-------- DATA LISTING

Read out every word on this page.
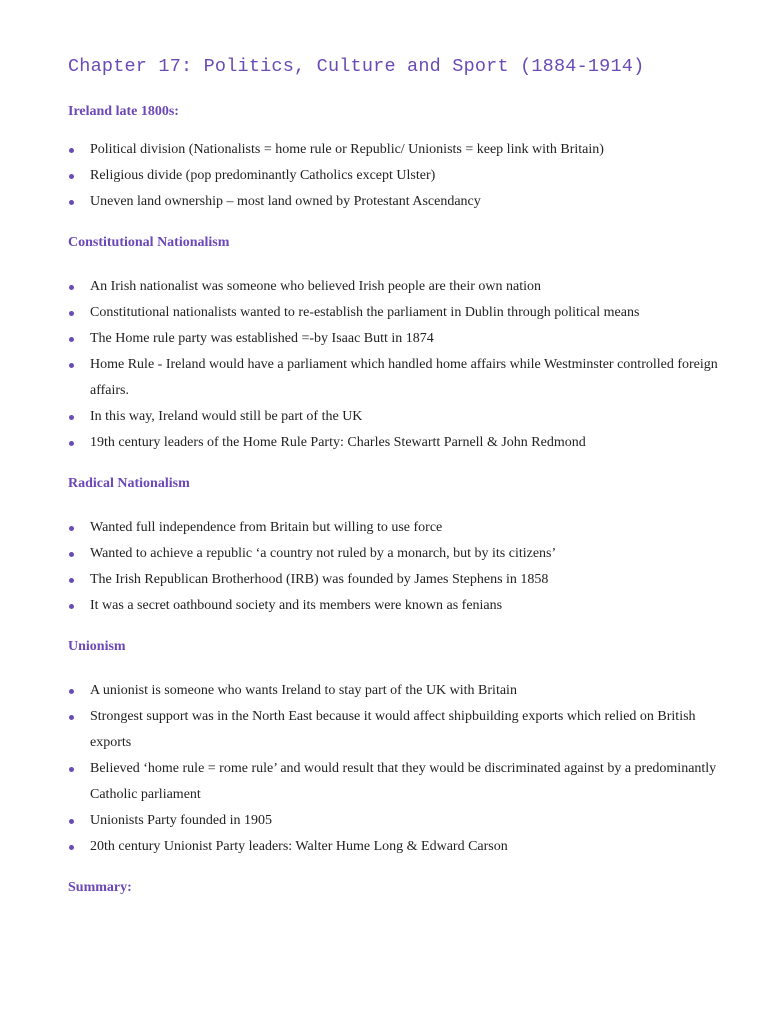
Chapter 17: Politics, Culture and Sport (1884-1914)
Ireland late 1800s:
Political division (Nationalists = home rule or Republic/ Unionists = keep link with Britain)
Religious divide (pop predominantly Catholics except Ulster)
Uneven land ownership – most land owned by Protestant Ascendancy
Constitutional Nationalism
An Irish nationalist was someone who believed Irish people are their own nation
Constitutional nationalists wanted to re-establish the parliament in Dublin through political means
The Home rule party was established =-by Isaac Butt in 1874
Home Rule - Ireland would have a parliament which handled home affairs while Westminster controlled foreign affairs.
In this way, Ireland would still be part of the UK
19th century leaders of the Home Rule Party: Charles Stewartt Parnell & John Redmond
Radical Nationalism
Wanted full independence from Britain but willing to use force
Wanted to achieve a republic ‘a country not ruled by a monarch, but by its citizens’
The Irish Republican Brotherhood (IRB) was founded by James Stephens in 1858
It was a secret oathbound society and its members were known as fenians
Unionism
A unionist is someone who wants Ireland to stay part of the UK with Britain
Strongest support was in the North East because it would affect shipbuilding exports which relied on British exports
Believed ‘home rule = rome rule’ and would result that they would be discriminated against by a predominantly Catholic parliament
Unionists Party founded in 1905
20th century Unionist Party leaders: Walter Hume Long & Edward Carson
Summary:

----------------

Pull every line containing the word "parliament" out of the material and copy it.

▸ **ANSWER TO THIS TASK**:
Constitutional nationalists wanted to re-establish the parliament in Dublin through political means
Home Rule - Ireland would have a parliament which handled home affairs while Westminster controlled foreign affairs.
Believed ‘home rule = rome rule’ and would result that they would be discriminated against by a predominantly Catholic parliament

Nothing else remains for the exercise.